Stated exercise »
Extract the records below word for word and ignore the images.

Supplied records »

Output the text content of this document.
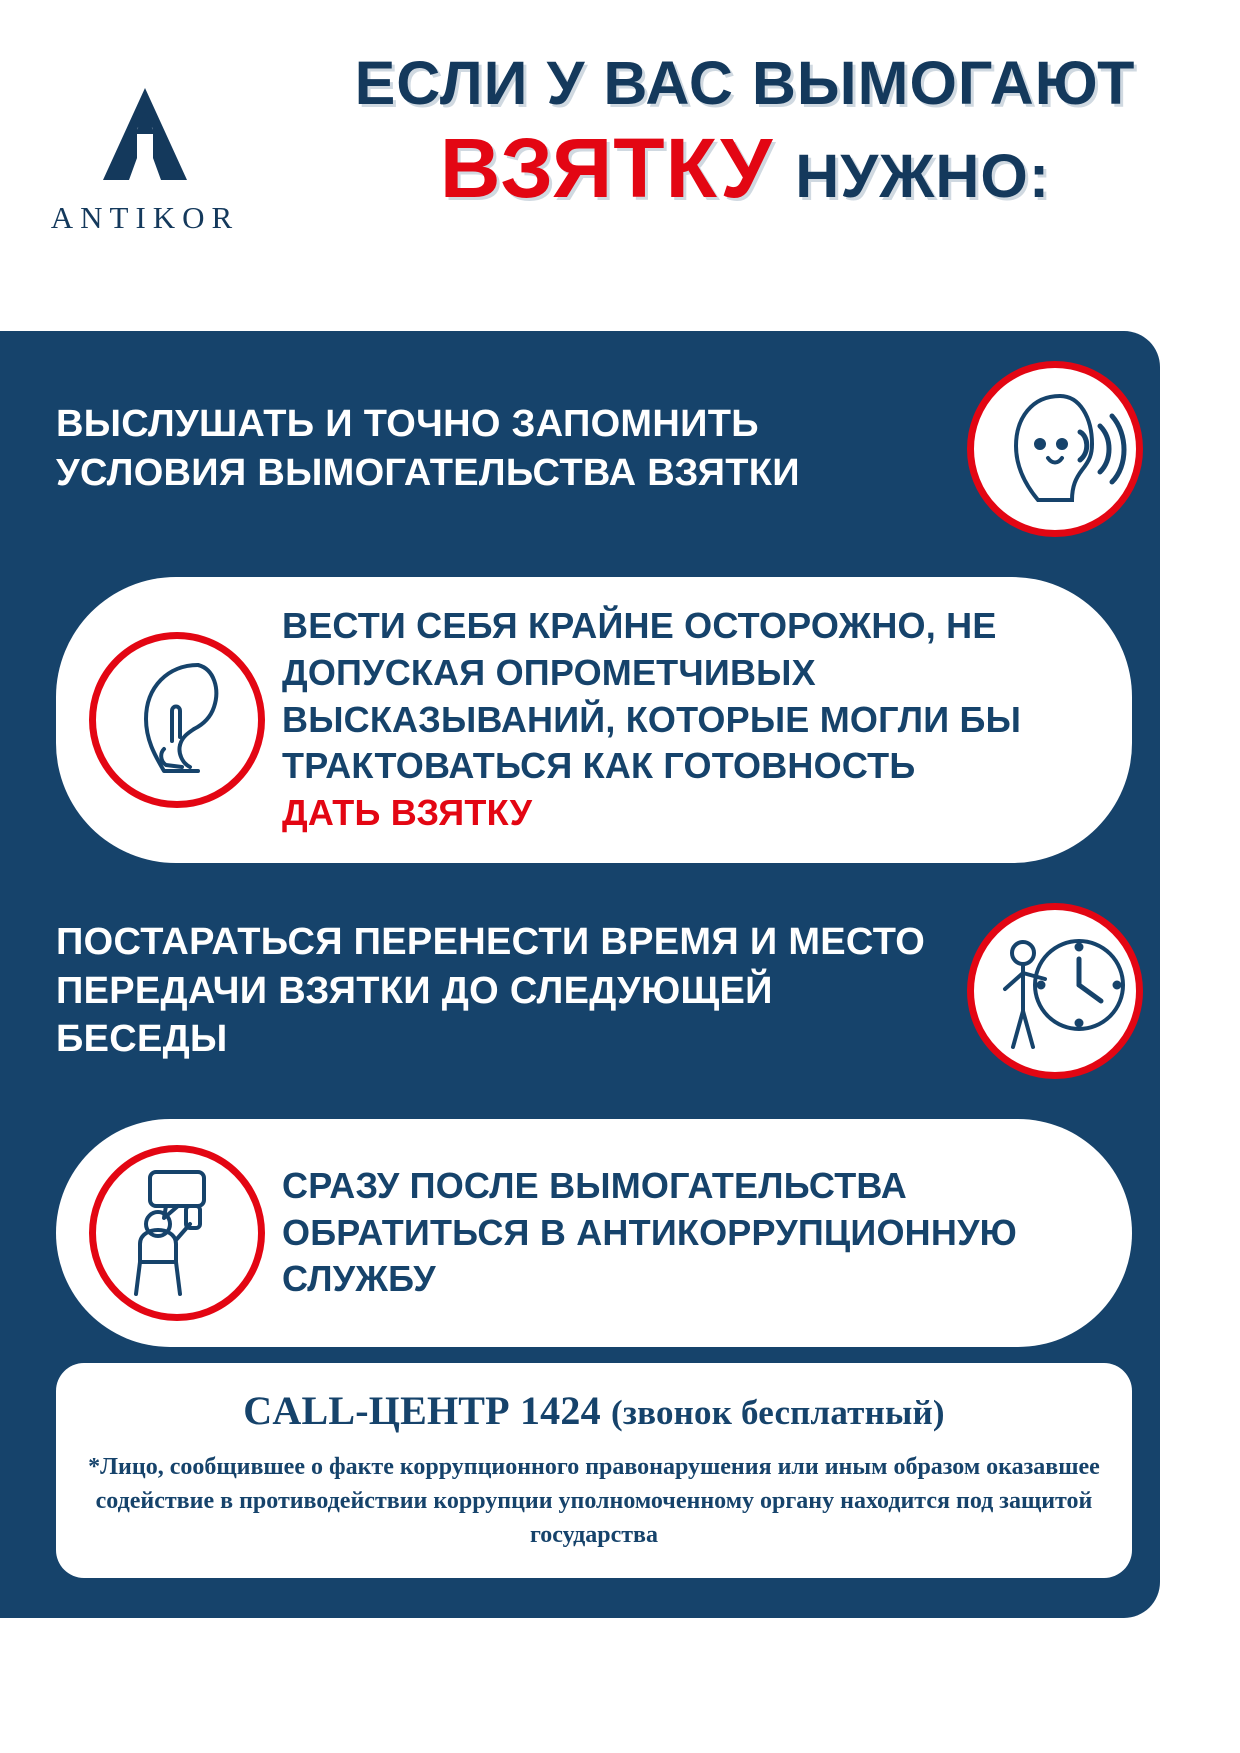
ANTIKOR
ЕСЛИ У ВАС ВЫМОГАЮТ
ВЗЯТКУ НУЖНО:
ВЫСЛУШАТЬ И ТОЧНО ЗАПОМНИТЬ УСЛОВИЯ ВЫМОГАТЕЛЬСТВА ВЗЯТКИ
ВЕСТИ СЕБЯ КРАЙНЕ ОСТОРОЖНО, НЕ ДОПУСКАЯ ОПРОМЕТЧИВЫХ ВЫСКАЗЫВАНИЙ, КОТОРЫЕ МОГЛИ БЫ ТРАКТОВАТЬСЯ КАК ГОТОВНОСТЬ
ДАТЬ ВЗЯТКУ
ПОСТАРАТЬСЯ ПЕРЕНЕСТИ ВРЕМЯ И МЕСТО ПЕРЕДАЧИ ВЗЯТКИ ДО СЛЕДУЮЩЕЙ БЕСЕДЫ
СРАЗУ ПОСЛЕ ВЫМОГАТЕЛЬСТВА ОБРАТИТЬСЯ В АНТИКОРРУПЦИОННУЮ СЛУЖБУ
CALL-ЦЕНТР 1424 (звонок бесплатный)
*Лицо, сообщившее о факте коррупционного правонарушения или иным образом оказавшее содействие в противодействии коррупции уполномоченному органу находится под защитой государства
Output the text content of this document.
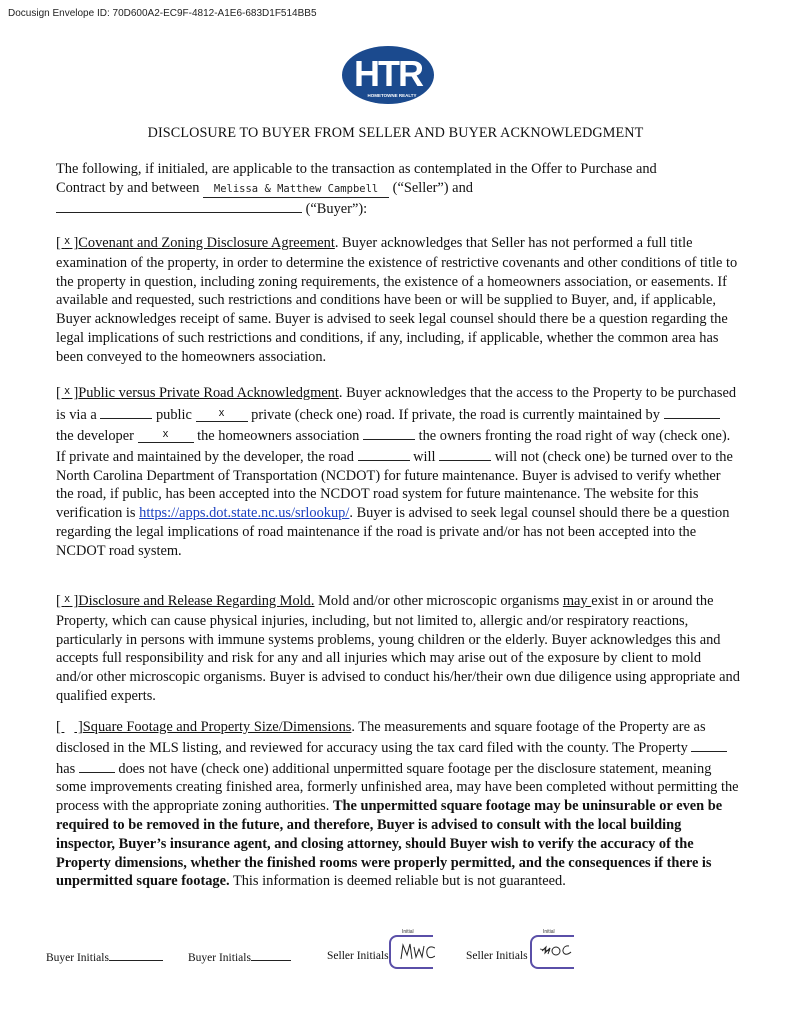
Docusign Envelope ID: 70D600A2-EC9F-4812-A1E6-683D1F514BB5
HTR
HOMETOWNE REALTY
DISCLOSURE TO BUYER FROM SELLER AND BUYER ACKNOWLEDGMENT

The following, if initialed, are applicable to the transaction as contemplated in the Offer to Purchase and
Contract by and between Melissa & Matthew Campbell (“Seller”) and
(“Buyer”):

[ $^x$ ]Covenant and Zoning Disclosure Agreement. Buyer acknowledges that Seller has not performed a full title examination of the property, in order to determine the existence of restrictive covenants and other conditions of title to the property in question, including zoning requirements, the existence of a homeowners association, or easements. If available and requested, such restrictions and conditions have been or will be supplied to Buyer, and, if applicable, Buyer acknowledges receipt of same. Buyer is advised to seek legal counsel should there be a question regarding the legal implications of such restrictions and conditions, if any, including, if applicable, whether the common area has been conveyed to the homeowners association.

[ $^x$ ]Public versus Private Road Acknowledgment. Buyer acknowledges that the access to the Property to be purchased is via a	public x private (check one) road. If private, the road is currently maintained by  the developer x the homeowners association	the owners fronting the road right of way (check one). If private and maintained by the developer, the road	will	will not (check one) be turned over to the North Carolina Department of Transportation (NCDOT) for future maintenance. Buyer is advised to verify whether the road, if public, has been accepted into the NCDOT road system for future maintenance. The website for this verification is https://apps.dot.state.nc.us/srlookup/. Buyer is advised to seek legal counsel should there be a question regarding the legal implications of road maintenance if the road is private and/or has not been accepted into the NCDOT road system.

[ $^x$ ]Disclosure and Release Regarding Mold. Mold and/or other microscopic organisms may exist in or around the Property, which can cause physical injuries, including, but not limited to, allergic and/or respiratory reactions, particularly in persons with immune systems problems, young children or the elderly. Buyer acknowledges this and accepts full responsibility and risk for any and all injuries which may arise out of the exposure by client to mold and/or other microscopic organisms. Buyer is advised to conduct his/her/their own due diligence using appropriate and qualified experts.

[  ]Square Footage and Property Size/Dimensions. The measurements and square footage of the Property are as disclosed in the MLS listing, and reviewed for accuracy using the tax card filed with the county. The Property  has	does not have (check one) additional unpermitted square footage per the disclosure statement, meaning some improvements creating finished area, formerly unfinished area, may have been completed without permitting the process with the appropriate zoning authorities. The unpermitted square footage may be uninsurable or even be required to be removed in the future, and therefore, Buyer is advised to consult with the local building inspector, Buyer’s insurance agent, and closing attorney, should Buyer wish to verify the accuracy of the Property dimensions, whether the finished rooms were properly permitted, and the consequences if there is unpermitted square footage. This information is deemed reliable but is not guaranteed.

Buyer Initials	Buyer Initials	Seller Initials	Seller Initials
Initial	Initial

Answer to the exercise »
Output the text content of this document.
ANTIKOR
ЕСЛИ У ВАС ВЫМОГАЮТ
ВЗЯТКУ НУЖНО:
ВЫСЛУШАТЬ И ТОЧНО ЗАПОМНИТЬ УСЛОВИЯ ВЫМОГАТЕЛЬСТВА ВЗЯТКИ
ВЕСТИ СЕБЯ КРАЙНЕ ОСТОРОЖНО, НЕ ДОПУСКАЯ ОПРОМЕТЧИВЫХ ВЫСКАЗЫВАНИЙ, КОТОРЫЕ МОГЛИ БЫ ТРАКТОВАТЬСЯ КАК ГОТОВНОСТЬ
ДАТЬ ВЗЯТКУ
ПОСТАРАТЬСЯ ПЕРЕНЕСТИ ВРЕМЯ И МЕСТО ПЕРЕДАЧИ ВЗЯТКИ ДО СЛЕДУЮЩЕЙ БЕСЕДЫ
СРАЗУ ПОСЛЕ ВЫМОГАТЕЛЬСТВА ОБРАТИТЬСЯ В АНТИКОРРУПЦИОННУЮ СЛУЖБУ
CALL-ЦЕНТР 1424 (звонок бесплатный)
*Лицо, сообщившее о факте коррупционного правонарушения или иным образом оказавшее содействие в противодействии коррупции уполномоченному органу находится под защитой государства
Output the text content of this document.
Docusign Envelope ID: 70D600A2-EC9F-4812-A1E6-683D1F514BB5
HTR
HOMETOWNE REALTY
DISCLOSURE TO BUYER FROM SELLER AND BUYER ACKNOWLEDGMENT

The following, if initialed, are applicable to the transaction as contemplated in the Offer to Purchase and
Contract by and between Melissa & Matthew Campbell (“Seller”) and
(“Buyer”):

[ $^x$ ]Covenant and Zoning Disclosure Agreement. Buyer acknowledges that Seller has not performed a full title examination of the property, in order to determine the existence of restrictive covenants and other conditions of title to the property in question, including zoning requirements, the existence of a homeowners association, or easements. If available and requested, such restrictions and conditions have been or will be supplied to Buyer, and, if applicable, Buyer acknowledges receipt of same. Buyer is advised to seek legal counsel should there be a question regarding the legal implications of such restrictions and conditions, if any, including, if applicable, whether the common area has been conveyed to the homeowners association.

[ $^x$ ]Public versus Private Road Acknowledgment. Buyer acknowledges that the access to the Property to be purchased is via a	public x private (check one) road. If private, the road is currently maintained by  the developer x the homeowners association	the owners fronting the road right of way (check one). If private and maintained by the developer, the road	will	will not (check one) be turned over to the North Carolina Department of Transportation (NCDOT) for future maintenance. Buyer is advised to verify whether the road, if public, has been accepted into the NCDOT road system for future maintenance. The website for this verification is https://apps.dot.state.nc.us/srlookup/. Buyer is advised to seek legal counsel should there be a question regarding the legal implications of road maintenance if the road is private and/or has not been accepted into the NCDOT road system.

[ $^x$ ]Disclosure and Release Regarding Mold. Mold and/or other microscopic organisms may exist in or around the Property, which can cause physical injuries, including, but not limited to, allergic and/or respiratory reactions, particularly in persons with immune systems problems, young children or the elderly. Buyer acknowledges this and accepts full responsibility and risk for any and all injuries which may arise out of the exposure by client to mold and/or other microscopic organisms. Buyer is advised to conduct his/her/their own due diligence using appropriate and qualified experts.

[  ]Square Footage and Property Size/Dimensions. The measurements and square footage of the Property are as disclosed in the MLS listing, and reviewed for accuracy using the tax card filed with the county. The Property  has	does not have (check one) additional unpermitted square footage per the disclosure statement, meaning some improvements creating finished area, formerly unfinished area, may have been completed without permitting the process with the appropriate zoning authorities. The unpermitted square footage may be uninsurable or even be required to be removed in the future, and therefore, Buyer is advised to consult with the local building inspector, Buyer’s insurance agent, and closing attorney, should Buyer wish to verify the accuracy of the Property dimensions, whether the finished rooms were properly permitted, and the consequences if there is unpermitted square footage. This information is deemed reliable but is not guaranteed.

Buyer Initials	Buyer Initials	Seller Initials	Seller Initials
Initial	Initial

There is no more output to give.